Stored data
————————

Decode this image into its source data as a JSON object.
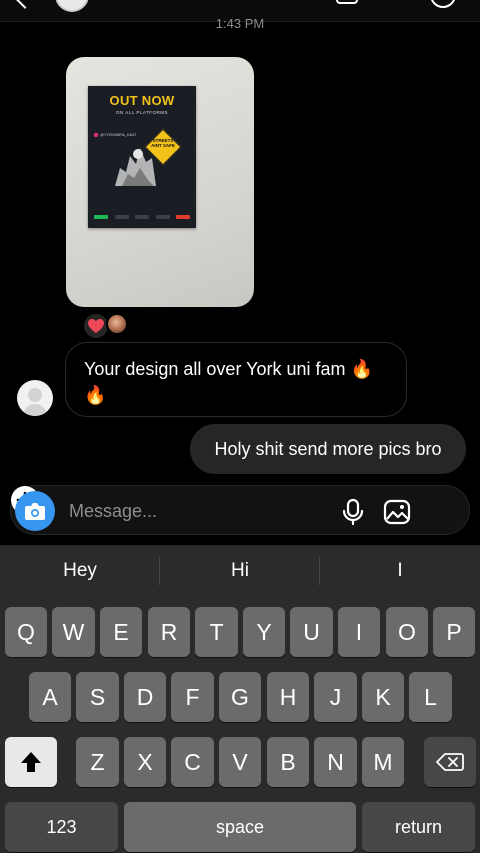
{
  "thread": {
    "timestamp": "1:43 PM"
  },
  "image_message": {
    "poster_title": "OUT NOW",
    "poster_subtitle": "ON ALL PLATFORMS",
    "poster_handle": "@YOSHIBRA_KAZI",
    "poster_sign_text": "STREETS AINT SAFE"
  },
  "reactions": {
    "emoji": "heart"
  },
  "messages": [
    {
      "direction": "incoming",
      "text": "Your design all over York uni fam 🔥 🔥"
    },
    {
      "direction": "outgoing",
      "text": "Holy shit send more pics bro"
    }
  ],
  "composer": {
    "placeholder": "Message...",
    "accent_color": "#3797f0"
  },
  "keyboard": {
    "suggestions": [
      "Hey",
      "Hi",
      "I"
    ],
    "row1": [
      "Q",
      "W",
      "E",
      "R",
      "T",
      "Y",
      "U",
      "I",
      "O",
      "P"
    ],
    "row2": [
      "A",
      "S",
      "D",
      "F",
      "G",
      "H",
      "J",
      "K",
      "L"
    ],
    "row3": [
      "Z",
      "X",
      "C",
      "V",
      "B",
      "N",
      "M"
    ],
    "numbers_label": "123",
    "space_label": "space",
    "return_label": "return"
  }
}
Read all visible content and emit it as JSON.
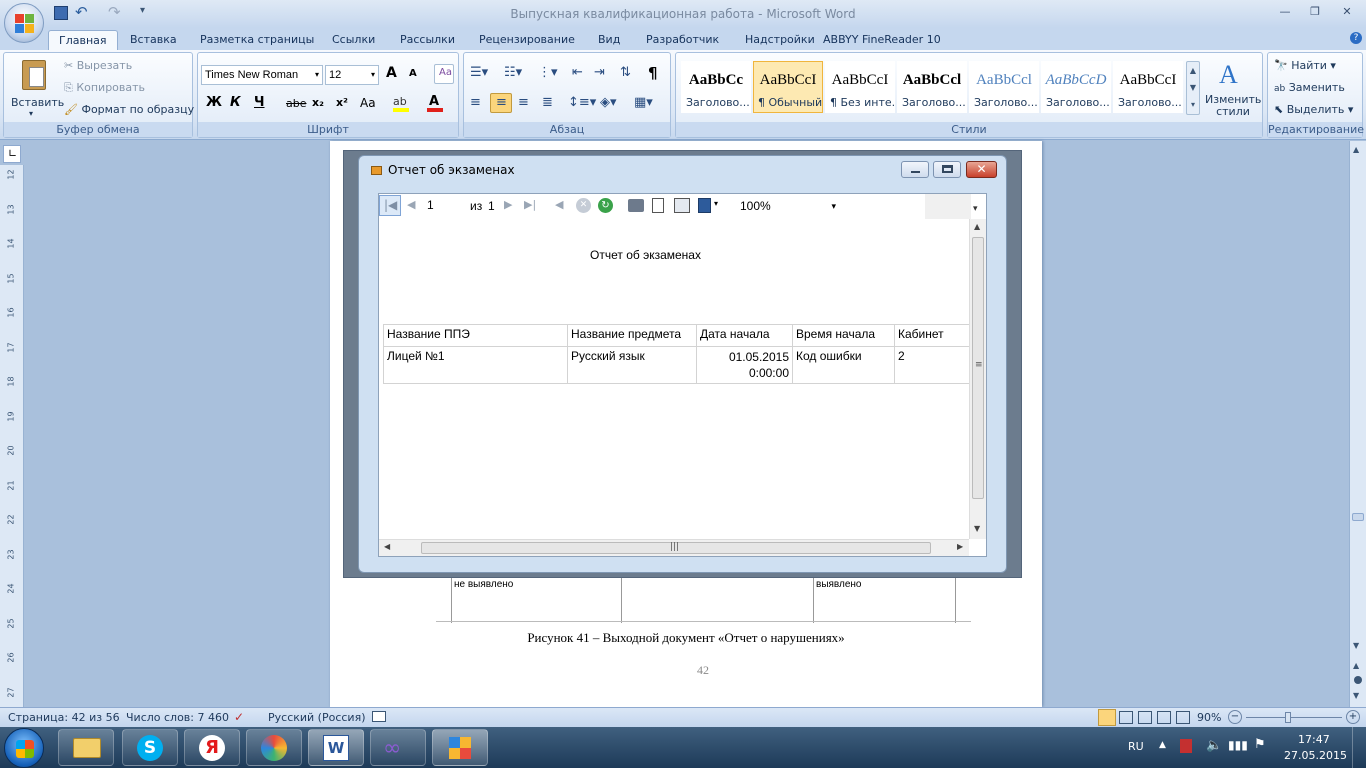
{
  "window": {
    "title": "Выпускная квалификационная работа - Microsoft Word"
  },
  "qat": {
    "undo": "↶",
    "redo": "↷"
  },
  "tabs": [
    "Главная",
    "Вставка",
    "Разметка страницы",
    "Ссылки",
    "Рассылки",
    "Рецензирование",
    "Вид",
    "Разработчик",
    "Надстройки",
    "ABBYY FineReader 10"
  ],
  "clipboard": {
    "paste": "Вставить",
    "cut": "Вырезать",
    "copy": "Копировать",
    "format": "Формат по образцу",
    "label": "Буфер обмена"
  },
  "font": {
    "name": "Times New Roman",
    "size": "12",
    "label": "Шрифт",
    "bold": "Ж",
    "italic": "К",
    "underline": "Ч",
    "strike": "abe",
    "sub": "x₂",
    "sup": "x²",
    "case": "Aa",
    "grow": "A",
    "shrink": "A"
  },
  "paragraph": {
    "label": "Абзац",
    "pilcrow": "¶"
  },
  "styles": {
    "label": "Стили",
    "items": [
      {
        "preview": "AaBbCc",
        "name": "Заголово..."
      },
      {
        "preview": "AaBbCcI",
        "name": "¶ Обычный"
      },
      {
        "preview": "AaBbCcI",
        "name": "¶ Без инте..."
      },
      {
        "preview": "AaBbCcl",
        "name": "Заголово..."
      },
      {
        "preview": "AaBbCcl",
        "name": "Заголово..."
      },
      {
        "preview": "AaBbCcD",
        "name": "Заголово..."
      },
      {
        "preview": "AaBbCcI",
        "name": "Заголово..."
      }
    ],
    "change": "Изменить стили"
  },
  "editing": {
    "find": "Найти",
    "replace": "Заменить",
    "select": "Выделить",
    "label": "Редактирование"
  },
  "ruler_numbers": [
    "12",
    "13",
    "14",
    "15",
    "16",
    "17",
    "18",
    "19",
    "20",
    "21",
    "22",
    "23",
    "24",
    "25",
    "26",
    "27"
  ],
  "document": {
    "behind_left": "не выявлено",
    "behind_right": "выявлено",
    "caption": "Рисунок 41 – Выходной документ «Отчет о нарушениях»",
    "page_number": "42"
  },
  "report_window": {
    "title": "Отчет об экзаменах",
    "page_current": "1",
    "page_of": "из",
    "page_total": "1",
    "zoom": "100%",
    "heading": "Отчет об экзаменах",
    "columns": [
      "Название ППЭ",
      "Название предмета",
      "Дата начала",
      "Время начала",
      "Кабинет"
    ],
    "rows": [
      {
        "ppe": "Лицей №1",
        "subject": "Русский язык",
        "date": "01.05.2015",
        "time_part": "0:00:00",
        "start_time": "Код ошибки",
        "room": "2"
      }
    ]
  },
  "statusbar": {
    "page": "Страница: 42 из 56",
    "words": "Число слов: 7 460",
    "language": "Русский (Россия)",
    "zoom": "90%"
  },
  "tray": {
    "lang": "RU",
    "time": "17:47",
    "date": "27.05.2015"
  },
  "colors": {
    "ribbon_bg": "#dce7f5",
    "accent": "#2b579a",
    "close_red": "#c8402b"
  }
}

————————

Single out each line of the records above with the string "экзаменах" in it, and copy it.

    "title": "Отчет об экзаменах",
    "heading": "Отчет об экзаменах",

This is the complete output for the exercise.